Short task: Return every line below in which "mode" appears.

Dataset items:
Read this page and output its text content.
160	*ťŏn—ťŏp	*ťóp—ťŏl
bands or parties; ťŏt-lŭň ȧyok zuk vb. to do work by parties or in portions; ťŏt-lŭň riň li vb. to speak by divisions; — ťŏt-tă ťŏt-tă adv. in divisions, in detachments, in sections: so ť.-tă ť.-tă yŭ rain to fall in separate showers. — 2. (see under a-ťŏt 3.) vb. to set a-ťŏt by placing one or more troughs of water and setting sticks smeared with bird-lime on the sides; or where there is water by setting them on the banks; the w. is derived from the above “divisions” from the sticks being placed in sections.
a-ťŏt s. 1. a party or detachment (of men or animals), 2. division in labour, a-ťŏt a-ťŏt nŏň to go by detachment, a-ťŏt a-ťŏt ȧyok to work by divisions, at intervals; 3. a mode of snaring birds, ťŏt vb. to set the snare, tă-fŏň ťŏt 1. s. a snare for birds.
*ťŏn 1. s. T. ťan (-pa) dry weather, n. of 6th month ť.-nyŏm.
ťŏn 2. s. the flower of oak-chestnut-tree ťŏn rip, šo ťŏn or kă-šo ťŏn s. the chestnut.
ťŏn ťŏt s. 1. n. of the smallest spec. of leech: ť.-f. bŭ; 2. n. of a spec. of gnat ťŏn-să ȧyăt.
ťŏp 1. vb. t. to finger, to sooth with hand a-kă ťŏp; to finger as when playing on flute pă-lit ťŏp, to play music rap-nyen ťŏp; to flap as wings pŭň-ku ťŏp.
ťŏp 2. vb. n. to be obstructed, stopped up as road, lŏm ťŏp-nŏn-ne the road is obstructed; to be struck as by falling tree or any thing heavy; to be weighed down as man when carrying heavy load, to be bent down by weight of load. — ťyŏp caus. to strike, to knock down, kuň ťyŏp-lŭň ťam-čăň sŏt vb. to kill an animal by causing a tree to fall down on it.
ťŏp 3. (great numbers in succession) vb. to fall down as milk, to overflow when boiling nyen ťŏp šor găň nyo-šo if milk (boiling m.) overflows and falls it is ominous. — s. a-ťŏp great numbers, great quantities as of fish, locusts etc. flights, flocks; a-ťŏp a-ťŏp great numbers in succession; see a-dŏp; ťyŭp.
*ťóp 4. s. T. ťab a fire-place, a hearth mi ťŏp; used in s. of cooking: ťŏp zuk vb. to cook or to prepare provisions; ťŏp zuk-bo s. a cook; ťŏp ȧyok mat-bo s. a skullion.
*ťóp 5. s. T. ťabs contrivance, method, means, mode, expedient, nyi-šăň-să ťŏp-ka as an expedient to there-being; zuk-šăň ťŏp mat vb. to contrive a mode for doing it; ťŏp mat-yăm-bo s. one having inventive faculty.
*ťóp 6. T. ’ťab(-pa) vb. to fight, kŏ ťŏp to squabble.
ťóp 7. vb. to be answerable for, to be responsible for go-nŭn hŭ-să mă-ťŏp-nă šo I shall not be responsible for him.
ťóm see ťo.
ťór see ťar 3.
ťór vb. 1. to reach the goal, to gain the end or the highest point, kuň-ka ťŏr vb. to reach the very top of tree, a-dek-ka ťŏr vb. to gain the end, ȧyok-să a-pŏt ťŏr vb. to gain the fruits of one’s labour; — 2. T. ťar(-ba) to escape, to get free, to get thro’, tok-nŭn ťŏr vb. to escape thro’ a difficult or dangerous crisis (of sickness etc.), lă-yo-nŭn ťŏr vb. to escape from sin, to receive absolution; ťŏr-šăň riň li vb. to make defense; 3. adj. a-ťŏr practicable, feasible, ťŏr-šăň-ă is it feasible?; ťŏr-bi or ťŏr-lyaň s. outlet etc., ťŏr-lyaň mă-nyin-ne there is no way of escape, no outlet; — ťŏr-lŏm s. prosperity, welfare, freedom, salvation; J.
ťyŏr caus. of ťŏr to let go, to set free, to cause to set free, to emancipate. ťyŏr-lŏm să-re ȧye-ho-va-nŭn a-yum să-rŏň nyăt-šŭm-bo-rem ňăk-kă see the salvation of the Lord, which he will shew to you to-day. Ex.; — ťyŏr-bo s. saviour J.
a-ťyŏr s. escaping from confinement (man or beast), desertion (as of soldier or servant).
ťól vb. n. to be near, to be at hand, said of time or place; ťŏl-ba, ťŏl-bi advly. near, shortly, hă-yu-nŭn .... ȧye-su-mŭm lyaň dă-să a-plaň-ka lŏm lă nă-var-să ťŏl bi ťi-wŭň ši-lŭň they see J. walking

Result:
a-ťŏt s. 1. a party or detachment (of men or animals), 2. division in labour, a-ťŏt a-ťŏt nŏň to go by detachment, a-ťŏt a-ťŏt ȧyok to work by divisions, at intervals; 3. a mode of snaring birds, ťŏt vb. to set the snare, tă-fŏň ťŏt 1. s. a snare for birds.
*ťóp 5. s. T. ťabs contrivance, method, means, mode, expedient, nyi-šăň-să ťŏp-ka as an expedient to there-being; zuk-šăň ťŏp mat vb. to contrive a mode for doing it; ťŏp mat-yăm-bo s. one having inventive faculty.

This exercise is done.